— Sfida —
Quali quattro rivoluzioni già avvenute vengono esaminate per analogia nel brano sulla rivoluzione?

— Brano —
━━━━━━━━━━━━━━━━━━━━━━━━━━━━━━

Sulla rivoluzione
mag 18th, 2014 | Di Maurizio Neri | Categoria: Teoria e criticadi Costanzo Preve – 24/04/2012
1. Cesare Allara ha messo in rete l’8 aprile 2012 un corposo intervento sulla rivoluzione. Benché Allara sia solo un geometra in pensione, rivela nel suo intervento di essere un politologo più in gamba di Bobbio e di Sartori. E questo per una ragione semplicissima, perché si rifiuta di modellizzare astrattamente la democrazia, il liberalismo, le forme di Stato e di governo, eccetera, separando metodologicamente lo spazio economico dallo spazio politico. Esattamente ciò che Bobbio e Sartori non fanno, per cui poi hanno buon gioco nell’isolare un sistema di regole sospeso nel vuoto.
Oggi parlare di rivoluzione fa passare chi lo fa per irresponsabile estremista potenzialmente totalitario. Non è così, ma è quello che oggi passa il convento politicamente corretto. Per farla breve, sosterrò le seguenti tesi:
a) La rivoluzione non può più essere considerata inevitabile storicamente, come un marxismo utopico e drogato ha fatto passare per un secolo e mezzo. Può anche darsi che non arrivi mai, almeno in tempi storici. Al massimo se ne possono ipotizzare le precondizioni trascendentali (in linguaggio kantiano), culturali (in linguaggio idealistico-hegeliano) e socio-economiche (in linguaggio marxiano).
b) Per pura analogia, dirò ciò che penso di quattro rivoluzioni storicamente già avvenute: Francia 1789, Russia 1917, Cina 1949 e Cuba 1959. Da questo esame comparativo risulterà che oggi non possiamo aspettarci più nulla di lontanamente simile.
c) Mi sento di escludere soltanto due modelli come del tutto improbabili: il modello leniniano della rivoluzione operaia, salariata e proletaria organizzata in partito di tipo comunista, e il modello Negri-Hardt-Badiou delle moltitudini comuniste mondializzate. Ritengo il cincischiarsi intorno una perdita di tempo, e Allara ha fatto bene a parlare provocatoriamente di confetto Falqui. Poteva anche parlare di “dolce Euchessina”, visto che è una persona cortese e non ha voluto scortesemente dire: “Ma va a cagare!”.

━━━━━━━━━━━━━━━━━━━━━━━━━━━━━━

— Materiale mostrato —
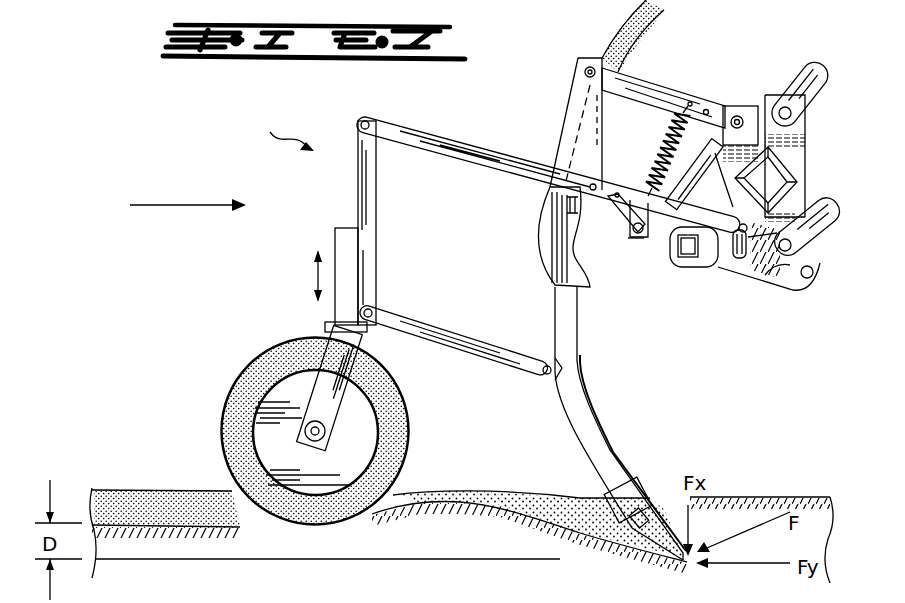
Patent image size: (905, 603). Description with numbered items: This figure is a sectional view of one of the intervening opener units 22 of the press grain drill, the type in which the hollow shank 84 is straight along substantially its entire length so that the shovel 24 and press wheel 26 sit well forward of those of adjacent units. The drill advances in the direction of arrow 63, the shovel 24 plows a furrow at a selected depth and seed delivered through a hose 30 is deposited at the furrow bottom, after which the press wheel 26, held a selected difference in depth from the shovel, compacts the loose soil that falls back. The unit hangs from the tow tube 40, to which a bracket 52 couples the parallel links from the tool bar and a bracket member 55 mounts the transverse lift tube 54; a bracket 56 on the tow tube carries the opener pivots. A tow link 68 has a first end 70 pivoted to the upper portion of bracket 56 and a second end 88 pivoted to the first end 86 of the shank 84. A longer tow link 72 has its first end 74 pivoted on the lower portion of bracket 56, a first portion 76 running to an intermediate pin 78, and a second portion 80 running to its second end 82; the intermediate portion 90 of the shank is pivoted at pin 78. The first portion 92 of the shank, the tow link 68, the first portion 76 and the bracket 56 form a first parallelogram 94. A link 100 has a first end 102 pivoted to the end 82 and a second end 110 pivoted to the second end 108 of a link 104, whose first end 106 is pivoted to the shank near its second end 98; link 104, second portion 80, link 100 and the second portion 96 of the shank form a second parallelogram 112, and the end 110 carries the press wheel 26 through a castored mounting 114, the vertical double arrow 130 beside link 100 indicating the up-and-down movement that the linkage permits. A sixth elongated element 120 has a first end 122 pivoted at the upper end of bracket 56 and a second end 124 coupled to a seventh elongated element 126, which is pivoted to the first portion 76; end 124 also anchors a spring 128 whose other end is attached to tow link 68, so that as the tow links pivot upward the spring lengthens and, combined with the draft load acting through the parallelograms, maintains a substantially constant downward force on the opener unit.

The opener unit 22 is at (282, 129).
The arrow 63 is at (184, 205).
The second end of tow link 82 is at (417, 136).
The second portion of tow link 80 is at (476, 162).
The intermediate pin 78 is at (553, 192).
The link 100 is at (376, 236).
The first end of link 102 is at (376, 172).
The second end of link 110 is at (374, 279).
The vertical adjustment 130 is at (316, 281).
The second end of link 108 is at (410, 332).
The link 104 is at (476, 351).
The first end of link 106 is at (521, 364).
The press wheel 26 is at (250, 370).
The castored mounting 114 is at (337, 397).
The first portion of shank 92 is at (566, 125).
The intermediate portion of shank 90 is at (562, 160).
The first end of shank 86 is at (586, 88).
The hose 30 is at (645, 27).
The second end of tow link 88 is at (634, 81).
The tow link 68 is at (664, 96).
The first end of tow link 70 is at (707, 110).
The bracket 56 is at (740, 104).
The bracket 52 is at (807, 123).
The tow tube 40 is at (783, 165).
The first parallelogram 94 is at (648, 160).
The spring 128 is at (676, 123).
The first end of elongated element 122 is at (659, 168).
The sixth elongated element 120 is at (733, 192).
The first portion of tow link 76 is at (631, 205).
The tow link 72 is at (653, 228).
The second end of elongated element 124 is at (634, 240).
The hollow shank 84 is at (552, 313).
The seventh elongated element 126 is at (553, 222).
The second portion of shank 96 is at (578, 406).
The second end of shank 98 is at (598, 463).
The shovel 24 is at (648, 482).
The second parallelogram 112 is at (486, 262).
The bracket member 55 is at (740, 286).
The lift tube 54 is at (688, 259).
The first end of tow link 74 is at (722, 258).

━━━━━━━━━━━━━━━━━━━━━━━━━━━━━━

— Soluzione —
Francia 1789, Russia 1917, Cina 1949 e Cuba 1959.